--- WHAT YOU SHOULD DO ---
Copy out each line containing "this" from the entries below.

--- GIVEN ENTRIES ---
-- start --

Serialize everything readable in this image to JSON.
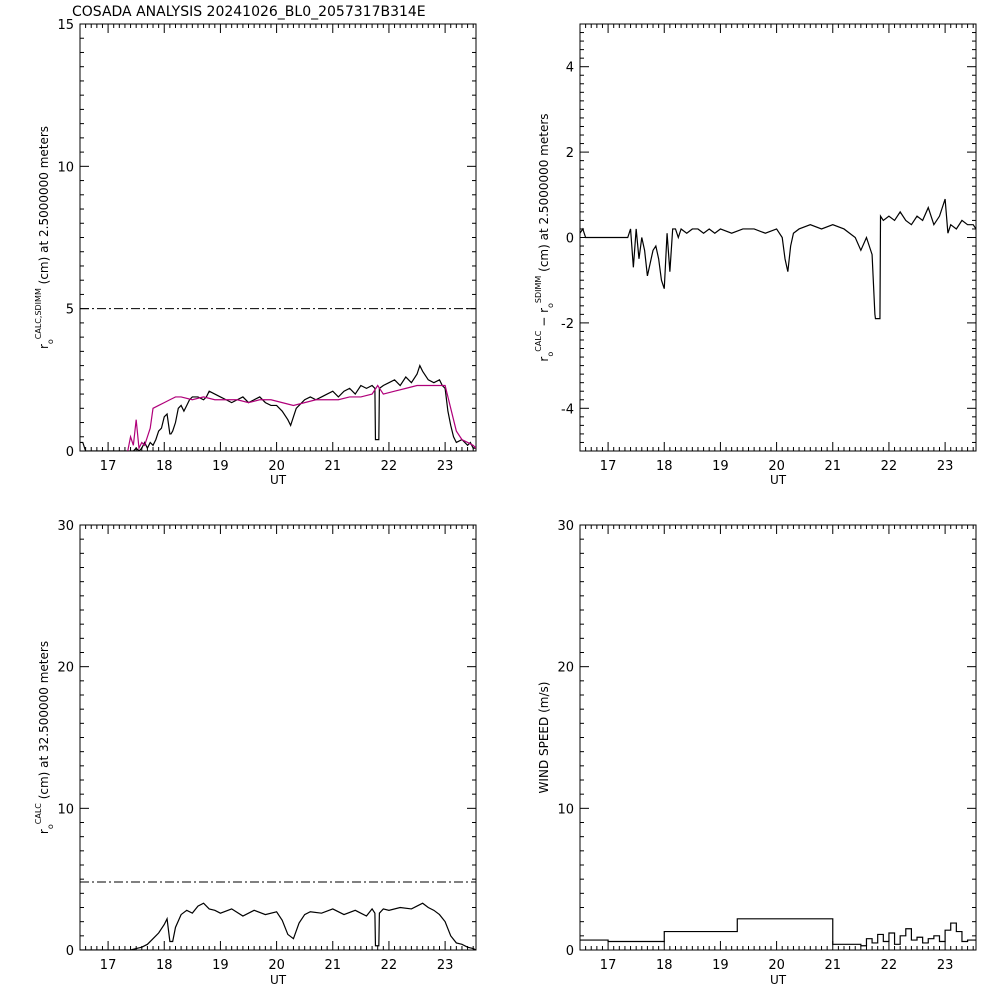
{
  "title": "COSADA ANALYSIS 20241026_BL0_2057317B314E",
  "colors": {
    "black": "#000000",
    "magenta": "#b0007a"
  },
  "chart_data": [
    {
      "id": "p1",
      "type": "line",
      "xlabel": "UT",
      "ylabel": {
        "base": "r",
        "sub": "o",
        "sup": "CALC,SDIMM",
        "rest": " (cm)  at  2.5000000 meters"
      },
      "xlim": [
        16.5,
        23.55
      ],
      "ylim": [
        0,
        15
      ],
      "xticks": [
        17,
        18,
        19,
        20,
        21,
        22,
        23
      ],
      "yticks": [
        0,
        5,
        10,
        15
      ],
      "reference_line": {
        "y": 5.0,
        "style": "dash-dot"
      },
      "series": [
        {
          "color": "#000000",
          "x": [
            16.5,
            16.55,
            16.6,
            17.3,
            17.45,
            17.5,
            17.55,
            17.6,
            17.65,
            17.7,
            17.75,
            17.8,
            17.85,
            17.9,
            17.95,
            18.0,
            18.05,
            18.1,
            18.12,
            18.15,
            18.2,
            18.25,
            18.3,
            18.35,
            18.4,
            18.45,
            18.5,
            18.6,
            18.7,
            18.75,
            18.8,
            18.9,
            19.0,
            19.1,
            19.2,
            19.3,
            19.4,
            19.5,
            19.6,
            19.7,
            19.8,
            19.9,
            20.0,
            20.1,
            20.2,
            20.25,
            20.3,
            20.35,
            20.4,
            20.5,
            20.6,
            20.7,
            20.8,
            20.9,
            21.0,
            21.1,
            21.2,
            21.3,
            21.4,
            21.5,
            21.6,
            21.7,
            21.75,
            21.76,
            21.82,
            21.83,
            21.9,
            22.0,
            22.1,
            22.2,
            22.3,
            22.4,
            22.5,
            22.55,
            22.6,
            22.7,
            22.8,
            22.9,
            22.95,
            23.0,
            23.05,
            23.1,
            23.15,
            23.2,
            23.3,
            23.4,
            23.45,
            23.5,
            23.55
          ],
          "y": [
            0.3,
            0.3,
            0.0,
            0.0,
            0.0,
            0.1,
            0.0,
            0.1,
            0.3,
            0.1,
            0.3,
            0.2,
            0.4,
            0.7,
            0.8,
            1.2,
            1.3,
            0.6,
            0.6,
            0.7,
            1.0,
            1.5,
            1.6,
            1.4,
            1.6,
            1.8,
            1.9,
            1.9,
            1.8,
            1.9,
            2.1,
            2.0,
            1.9,
            1.8,
            1.7,
            1.8,
            1.9,
            1.7,
            1.8,
            1.9,
            1.7,
            1.6,
            1.6,
            1.4,
            1.1,
            0.9,
            1.2,
            1.5,
            1.6,
            1.8,
            1.9,
            1.8,
            1.9,
            2.0,
            2.1,
            1.9,
            2.1,
            2.2,
            2.0,
            2.3,
            2.2,
            2.3,
            2.2,
            0.4,
            0.4,
            2.2,
            2.3,
            2.4,
            2.5,
            2.3,
            2.6,
            2.4,
            2.7,
            3.0,
            2.8,
            2.5,
            2.4,
            2.5,
            2.3,
            2.2,
            1.4,
            0.9,
            0.5,
            0.3,
            0.4,
            0.2,
            0.3,
            0.1,
            0.1
          ]
        },
        {
          "color": "#b0007a",
          "x": [
            17.35,
            17.4,
            17.45,
            17.5,
            17.55,
            17.6,
            17.65,
            17.7,
            17.75,
            17.8,
            17.9,
            18.0,
            18.1,
            18.2,
            18.3,
            18.5,
            18.7,
            18.9,
            19.1,
            19.3,
            19.5,
            19.7,
            19.9,
            20.1,
            20.3,
            20.5,
            20.7,
            20.9,
            21.1,
            21.3,
            21.5,
            21.7,
            21.8,
            21.9,
            22.1,
            22.3,
            22.5,
            22.7,
            22.9,
            23.0,
            23.1,
            23.2,
            23.3,
            23.4,
            23.5,
            23.55
          ],
          "y": [
            0.0,
            0.5,
            0.2,
            1.1,
            0.1,
            0.3,
            0.2,
            0.5,
            0.8,
            1.5,
            1.6,
            1.7,
            1.8,
            1.9,
            1.9,
            1.8,
            1.9,
            1.8,
            1.8,
            1.8,
            1.7,
            1.8,
            1.8,
            1.7,
            1.6,
            1.7,
            1.8,
            1.8,
            1.8,
            1.9,
            1.9,
            2.0,
            2.3,
            2.0,
            2.1,
            2.2,
            2.3,
            2.3,
            2.3,
            2.3,
            1.5,
            0.7,
            0.4,
            0.3,
            0.2,
            0.1
          ]
        }
      ]
    },
    {
      "id": "p2",
      "type": "line",
      "xlabel": "UT",
      "ylabel": {
        "base": "r",
        "sub": "o",
        "sup": "CALC",
        "mid": "  − r",
        "sub2": "o",
        "sup2": "SDIMM",
        "rest": " (cm)  at  2.5000000 meters"
      },
      "xlim": [
        16.5,
        23.55
      ],
      "ylim": [
        -5,
        5
      ],
      "xticks": [
        17,
        18,
        19,
        20,
        21,
        22,
        23
      ],
      "yticks": [
        -4,
        -2,
        0,
        2,
        4
      ],
      "series": [
        {
          "color": "#000000",
          "x": [
            16.5,
            16.55,
            16.6,
            17.35,
            17.4,
            17.45,
            17.5,
            17.55,
            17.6,
            17.65,
            17.7,
            17.75,
            17.8,
            17.85,
            17.9,
            17.95,
            18.0,
            18.05,
            18.1,
            18.15,
            18.2,
            18.25,
            18.3,
            18.4,
            18.5,
            18.6,
            18.7,
            18.8,
            18.9,
            19.0,
            19.2,
            19.4,
            19.6,
            19.8,
            20.0,
            20.1,
            20.15,
            20.2,
            20.25,
            20.3,
            20.4,
            20.6,
            20.8,
            21.0,
            21.2,
            21.3,
            21.4,
            21.5,
            21.6,
            21.7,
            21.75,
            21.76,
            21.84,
            21.85,
            21.9,
            22.0,
            22.1,
            22.2,
            22.3,
            22.4,
            22.5,
            22.6,
            22.7,
            22.8,
            22.9,
            23.0,
            23.05,
            23.1,
            23.2,
            23.3,
            23.4,
            23.5,
            23.55
          ],
          "y": [
            0.1,
            0.2,
            0.0,
            0.0,
            0.2,
            -0.7,
            0.2,
            -0.5,
            0.0,
            -0.3,
            -0.9,
            -0.6,
            -0.3,
            -0.2,
            -0.5,
            -1.0,
            -1.2,
            0.1,
            -0.8,
            0.2,
            0.2,
            0.0,
            0.2,
            0.1,
            0.2,
            0.2,
            0.1,
            0.2,
            0.1,
            0.2,
            0.1,
            0.2,
            0.2,
            0.1,
            0.2,
            0.0,
            -0.5,
            -0.8,
            -0.2,
            0.1,
            0.2,
            0.3,
            0.2,
            0.3,
            0.2,
            0.1,
            0.0,
            -0.3,
            0.0,
            -0.4,
            -1.8,
            -1.9,
            -1.9,
            0.5,
            0.4,
            0.5,
            0.4,
            0.6,
            0.4,
            0.3,
            0.5,
            0.4,
            0.7,
            0.3,
            0.5,
            0.9,
            0.1,
            0.3,
            0.2,
            0.4,
            0.3,
            0.3,
            0.2
          ]
        }
      ]
    },
    {
      "id": "p3",
      "type": "line",
      "xlabel": "UT",
      "ylabel": {
        "base": "r",
        "sub": "o",
        "sup": "CALC",
        "rest": " (cm)  at  32.500000 meters"
      },
      "xlim": [
        16.5,
        23.55
      ],
      "ylim": [
        0,
        30
      ],
      "xticks": [
        17,
        18,
        19,
        20,
        21,
        22,
        23
      ],
      "yticks": [
        0,
        10,
        20,
        30
      ],
      "reference_line": {
        "y": 4.8,
        "style": "dash-dot"
      },
      "series": [
        {
          "color": "#000000",
          "x": [
            16.5,
            17.4,
            17.5,
            17.6,
            17.7,
            17.8,
            17.9,
            18.0,
            18.05,
            18.1,
            18.15,
            18.2,
            18.3,
            18.4,
            18.5,
            18.6,
            18.7,
            18.8,
            18.9,
            19.0,
            19.2,
            19.4,
            19.6,
            19.8,
            20.0,
            20.1,
            20.2,
            20.3,
            20.4,
            20.5,
            20.6,
            20.8,
            21.0,
            21.2,
            21.4,
            21.5,
            21.6,
            21.7,
            21.75,
            21.76,
            21.82,
            21.83,
            21.9,
            22.0,
            22.2,
            22.4,
            22.5,
            22.6,
            22.7,
            22.8,
            22.9,
            23.0,
            23.1,
            23.2,
            23.3,
            23.4,
            23.5,
            23.55
          ],
          "y": [
            0.0,
            0.0,
            0.1,
            0.2,
            0.4,
            0.8,
            1.2,
            1.8,
            2.2,
            0.6,
            0.6,
            1.6,
            2.5,
            2.8,
            2.6,
            3.1,
            3.3,
            2.9,
            2.8,
            2.6,
            2.9,
            2.4,
            2.8,
            2.5,
            2.7,
            2.1,
            1.1,
            0.8,
            1.9,
            2.5,
            2.7,
            2.6,
            2.9,
            2.5,
            2.8,
            2.6,
            2.4,
            2.9,
            2.6,
            0.3,
            0.3,
            2.6,
            2.9,
            2.8,
            3.0,
            2.9,
            3.1,
            3.3,
            3.0,
            2.8,
            2.5,
            2.0,
            1.0,
            0.5,
            0.4,
            0.2,
            0.1,
            0.0
          ]
        }
      ]
    },
    {
      "id": "p4",
      "type": "line",
      "xlabel": "UT",
      "ylabel": {
        "text": "WIND SPEED (m/s)"
      },
      "xlim": [
        16.5,
        23.55
      ],
      "ylim": [
        0,
        30
      ],
      "xticks": [
        17,
        18,
        19,
        20,
        21,
        22,
        23
      ],
      "yticks": [
        0,
        10,
        20,
        30
      ],
      "series": [
        {
          "color": "#000000",
          "step": true,
          "x": [
            16.5,
            17.0,
            18.0,
            19.3,
            21.0,
            21.5,
            21.6,
            21.7,
            21.8,
            21.9,
            22.0,
            22.1,
            22.2,
            22.3,
            22.4,
            22.5,
            22.6,
            22.7,
            22.8,
            22.9,
            23.0,
            23.1,
            23.2,
            23.3,
            23.4,
            23.55
          ],
          "y": [
            0.7,
            0.6,
            1.3,
            2.2,
            0.4,
            0.3,
            0.8,
            0.5,
            1.1,
            0.6,
            1.2,
            0.4,
            1.0,
            1.5,
            0.7,
            0.9,
            0.5,
            0.8,
            1.0,
            0.6,
            1.4,
            1.9,
            1.3,
            0.6,
            0.7,
            0.7
          ]
        }
      ]
    }
  ]
}
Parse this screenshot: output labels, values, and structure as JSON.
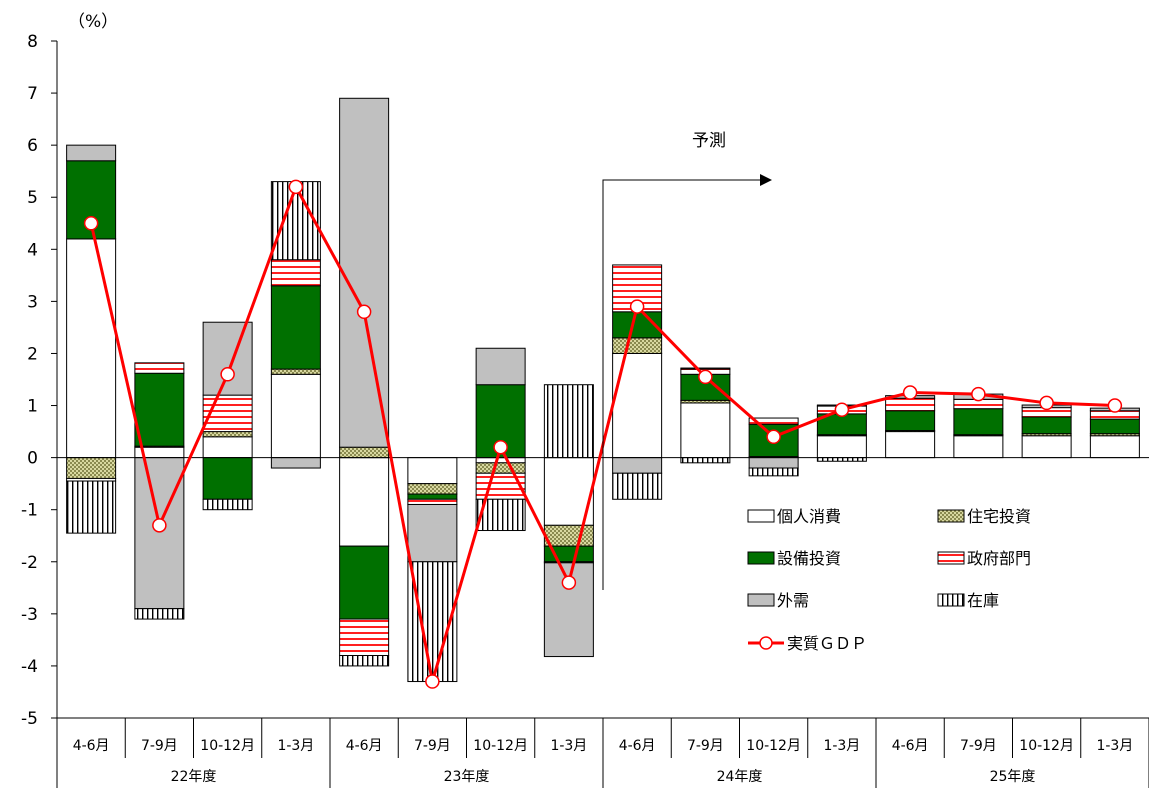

-- end --

--- RIGHT ANSWER ---
Serialize everything readable in this image to JSON.
Parse this screenshot: output labels, values, and structure as JSON.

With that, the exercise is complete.